─── ROWS ───
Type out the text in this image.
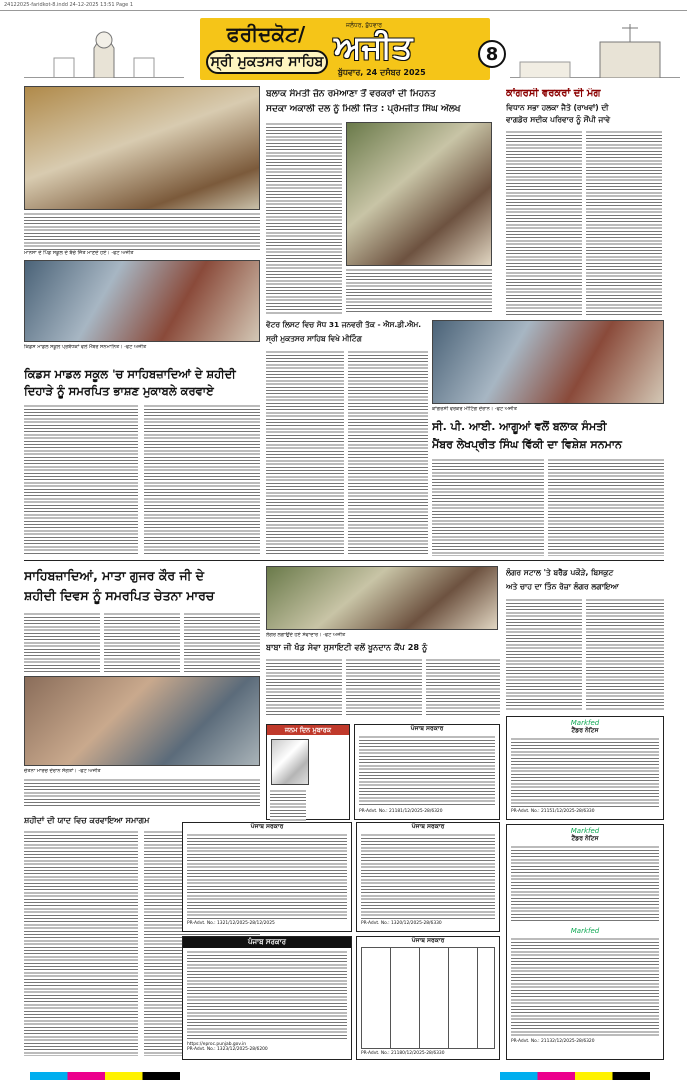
24122025-faridkot-8.indd 24-12-2025 13:51 Page 1
ਫਰੀਦਕੋਟ/
ਸ੍ਰੀ ਮੁਕਤਸਰ ਸਾਹਿਬ
ਜਲੰਧਰ, ਬੁੱਧਵਾਰ
ਅਜੀਤ
ਬੁੱਧਵਾਰ, 24 ਦਸੰਬਰ 2025
8
ਮਾਨਸਾ ਦੇ ਪਿੰਡ ਸਕੂਲ ਦੇ ਬੱਚੇ ਜਿੱਤ ਮਾਣਦੇ ਹੋਏ। -ਫੋਟੋ ਅਜੀਤ
ਕਿਡਸ ਮਾਡਲ ਸਕੂਲ ਪ੍ਰਬੰਧਕਾਂ ਵਲੋਂ ਮੈਂਬਰ ਸਨਮਾਨਿਤ। -ਫੋਟੋ ਅਜੀਤ
ਕਿਡਸ ਮਾਡਲ ਸਕੂਲ 'ਚ ਸਾਹਿਬਜ਼ਾਦਿਆਂ ਦੇ ਸ਼ਹੀਦੀ
ਦਿਹਾੜੇ ਨੂੰ ਸਮਰਪਿਤ ਭਾਸ਼ਣ ਮੁਕਾਬਲੇ ਕਰਵਾਏ
ਬਲਾਕ ਸੰਮਤੀ ਜ਼ੋਨ ਰਮੇਆਣਾ ਤੋਂ ਵਰਕਰਾਂ ਦੀ ਮਿਹਨਤ
ਸਦਕਾ ਅਕਾਲੀ ਦਲ ਨੂੰ ਮਿਲੀ ਜਿੱਤ : ਪ੍ਰੇਮਜੀਤ ਸਿੰਘ ਔਲਖ
ਕਾਂਗਰਸੀ ਵਰਕਰਾਂ ਦੀ ਮੰਗ
ਵਿਧਾਨ ਸਭਾ ਹਲਕਾ ਜੈਤੋ (ਰਾਖਵਾਂ) ਦੀ
ਵਾਗਡੋਰ ਸਦੀਕ ਪਰਿਵਾਰ ਨੂੰ ਸੌਂਪੀ ਜਾਵੇ
ਵੋਟਰ ਲਿਸਟ ਵਿਚ ਸੋਧ 31 ਜਨਵਰੀ ਤੱਕ - ਐਸ.ਡੀ.ਐਮ.
ਸ੍ਰੀ ਮੁਕਤਸਰ ਸਾਹਿਬ ਵਿਖੇ ਮੀਟਿੰਗ
ਕਾਂਗਰਸੀ ਵਰਕਰ ਮੀਟਿੰਗ ਦੌਰਾਨ। -ਫੋਟੋ ਅਜੀਤ
ਸੀ. ਪੀ. ਆਈ. ਆਗੂਆਂ ਵਲੋਂ ਬਲਾਕ ਸੰਮਤੀ
ਮੈਂਬਰ ਲੇਖਪ੍ਰੀਤ ਸਿੰਘ ਵਿੱਕੀ ਦਾ ਵਿਸ਼ੇਸ਼ ਸਨਮਾਨ
ਸਾਹਿਬਜ਼ਾਦਿਆਂ, ਮਾਤਾ ਗੁਜਰ ਕੌਰ ਜੀ ਦੇ
ਸ਼ਹੀਦੀ ਦਿਵਸ ਨੂੰ ਸਮਰਪਿਤ ਚੇਤਨਾ ਮਾਰਚ
ਚੇਤਨਾ ਮਾਰਚ ਦੌਰਾਨ ਸੰਗਤਾਂ। -ਫੋਟੋ ਅਜੀਤ
ਲੰਗਰ ਲਗਾਉਂਦੇ ਹੋਏ ਸੇਵਾਦਾਰ। -ਫੋਟੋ ਅਜੀਤ
ਲੰਗਰ ਸਟਾਲ 'ਤੇ ਬਰੈੱਡ ਪਕੌੜੇ, ਬਿਸਕੁਟ
ਅਤੇ ਚਾਹ ਦਾ ਤਿੰਨ ਰੋਜ਼ਾ ਲੰਗਰ ਲਗਾਇਆ
ਬਾਬਾ ਜੀ ਖੰਡ ਸੇਵਾ ਸੁਸਾਇਟੀ ਵਲੋਂ ਖੂਨਦਾਨ ਕੈਂਪ 28 ਨੂੰ
ਜਨਮ ਦਿਨ ਮੁਬਾਰਕ
	ਪੰਜਾਬ ਸਰਕਾਰ
PR-Advt. No.: 21181/12/2025-28/6320
Markfed
ਟੈਂਡਰ ਨੋਟਿਸ
PR-Advt. No.: 21151/12/2025-28/6330
ਸ਼ਹੀਦਾਂ ਦੀ ਯਾਦ ਵਿਚ ਕਰਵਾਇਆ ਸਮਾਗਮ
ਪੰਜਾਬ ਸਰਕਾਰ
PR-Advt. No.: 1321/12/2025-28/12/2025
ਪੰਜਾਬ ਸਰਕਾਰ
https://eproc.punjab.gov.in
PR-Advt. No.: 1323/12/2025-28/6200
ਪੰਜਾਬ ਸਰਕਾਰ
PR-Advt. No.: 1320/12/2025-28/6330
ਪੰਜਾਬ ਸਰਕਾਰ
PR-Advt. No.: 21180/12/2025-28/6330
Markfed
ਟੈਂਡਰ ਨੋਟਿਸ
Markfed
PR-Advt. No.: 21132/12/2025-28/6320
───
*WORK TO BE COMPLETED*
Give back all entries exactly. No pictures belong in the copy.

*ANSWER FOR THE TASK*
Type out the text in this image.
24122025-faridkot-8.indd 24-12-2025 13:51 Page 1
ਫਰੀਦਕੋਟ/
ਸ੍ਰੀ ਮੁਕਤਸਰ ਸਾਹਿਬ
ਜਲੰਧਰ, ਬੁੱਧਵਾਰ
ਅਜੀਤ
ਬੁੱਧਵਾਰ, 24 ਦਸੰਬਰ 2025
8
ਮਾਨਸਾ ਦੇ ਪਿੰਡ ਸਕੂਲ ਦੇ ਬੱਚੇ ਜਿੱਤ ਮਾਣਦੇ ਹੋਏ। -ਫੋਟੋ ਅਜੀਤ
ਕਿਡਸ ਮਾਡਲ ਸਕੂਲ ਪ੍ਰਬੰਧਕਾਂ ਵਲੋਂ ਮੈਂਬਰ ਸਨਮਾਨਿਤ। -ਫੋਟੋ ਅਜੀਤ
ਕਿਡਸ ਮਾਡਲ ਸਕੂਲ 'ਚ ਸਾਹਿਬਜ਼ਾਦਿਆਂ ਦੇ ਸ਼ਹੀਦੀ
ਦਿਹਾੜੇ ਨੂੰ ਸਮਰਪਿਤ ਭਾਸ਼ਣ ਮੁਕਾਬਲੇ ਕਰਵਾਏ
ਬਲਾਕ ਸੰਮਤੀ ਜ਼ੋਨ ਰਮੇਆਣਾ ਤੋਂ ਵਰਕਰਾਂ ਦੀ ਮਿਹਨਤ
ਸਦਕਾ ਅਕਾਲੀ ਦਲ ਨੂੰ ਮਿਲੀ ਜਿੱਤ : ਪ੍ਰੇਮਜੀਤ ਸਿੰਘ ਔਲਖ
ਕਾਂਗਰਸੀ ਵਰਕਰਾਂ ਦੀ ਮੰਗ
ਵਿਧਾਨ ਸਭਾ ਹਲਕਾ ਜੈਤੋ (ਰਾਖਵਾਂ) ਦੀ
ਵਾਗਡੋਰ ਸਦੀਕ ਪਰਿਵਾਰ ਨੂੰ ਸੌਂਪੀ ਜਾਵੇ
ਵੋਟਰ ਲਿਸਟ ਵਿਚ ਸੋਧ 31 ਜਨਵਰੀ ਤੱਕ - ਐਸ.ਡੀ.ਐਮ.
ਸ੍ਰੀ ਮੁਕਤਸਰ ਸਾਹਿਬ ਵਿਖੇ ਮੀਟਿੰਗ
ਕਾਂਗਰਸੀ ਵਰਕਰ ਮੀਟਿੰਗ ਦੌਰਾਨ। -ਫੋਟੋ ਅਜੀਤ
ਸੀ. ਪੀ. ਆਈ. ਆਗੂਆਂ ਵਲੋਂ ਬਲਾਕ ਸੰਮਤੀ
ਮੈਂਬਰ ਲੇਖਪ੍ਰੀਤ ਸਿੰਘ ਵਿੱਕੀ ਦਾ ਵਿਸ਼ੇਸ਼ ਸਨਮਾਨ
ਸਾਹਿਬਜ਼ਾਦਿਆਂ, ਮਾਤਾ ਗੁਜਰ ਕੌਰ ਜੀ ਦੇ
ਸ਼ਹੀਦੀ ਦਿਵਸ ਨੂੰ ਸਮਰਪਿਤ ਚੇਤਨਾ ਮਾਰਚ
ਚੇਤਨਾ ਮਾਰਚ ਦੌਰਾਨ ਸੰਗਤਾਂ। -ਫੋਟੋ ਅਜੀਤ
ਲੰਗਰ ਲਗਾਉਂਦੇ ਹੋਏ ਸੇਵਾਦਾਰ। -ਫੋਟੋ ਅਜੀਤ
ਲੰਗਰ ਸਟਾਲ 'ਤੇ ਬਰੈੱਡ ਪਕੌੜੇ, ਬਿਸਕੁਟ
ਅਤੇ ਚਾਹ ਦਾ ਤਿੰਨ ਰੋਜ਼ਾ ਲੰਗਰ ਲਗਾਇਆ
ਬਾਬਾ ਜੀ ਖੰਡ ਸੇਵਾ ਸੁਸਾਇਟੀ ਵਲੋਂ ਖੂਨਦਾਨ ਕੈਂਪ 28 ਨੂੰ
ਜਨਮ ਦਿਨ ਮੁਬਾਰਕ
	ਪੰਜਾਬ ਸਰਕਾਰ
PR-Advt. No.: 21181/12/2025-28/6320
Markfed
ਟੈਂਡਰ ਨੋਟਿਸ
PR-Advt. No.: 21151/12/2025-28/6330
ਸ਼ਹੀਦਾਂ ਦੀ ਯਾਦ ਵਿਚ ਕਰਵਾਇਆ ਸਮਾਗਮ
ਪੰਜਾਬ ਸਰਕਾਰ
PR-Advt. No.: 1321/12/2025-28/12/2025
ਪੰਜਾਬ ਸਰਕਾਰ
https://eproc.punjab.gov.in
PR-Advt. No.: 1323/12/2025-28/6200
ਪੰਜਾਬ ਸਰਕਾਰ
PR-Advt. No.: 1320/12/2025-28/6330
ਪੰਜਾਬ ਸਰਕਾਰ
PR-Advt. No.: 21180/12/2025-28/6330
Markfed
ਟੈਂਡਰ ਨੋਟਿਸ
Markfed
PR-Advt. No.: 21132/12/2025-28/6320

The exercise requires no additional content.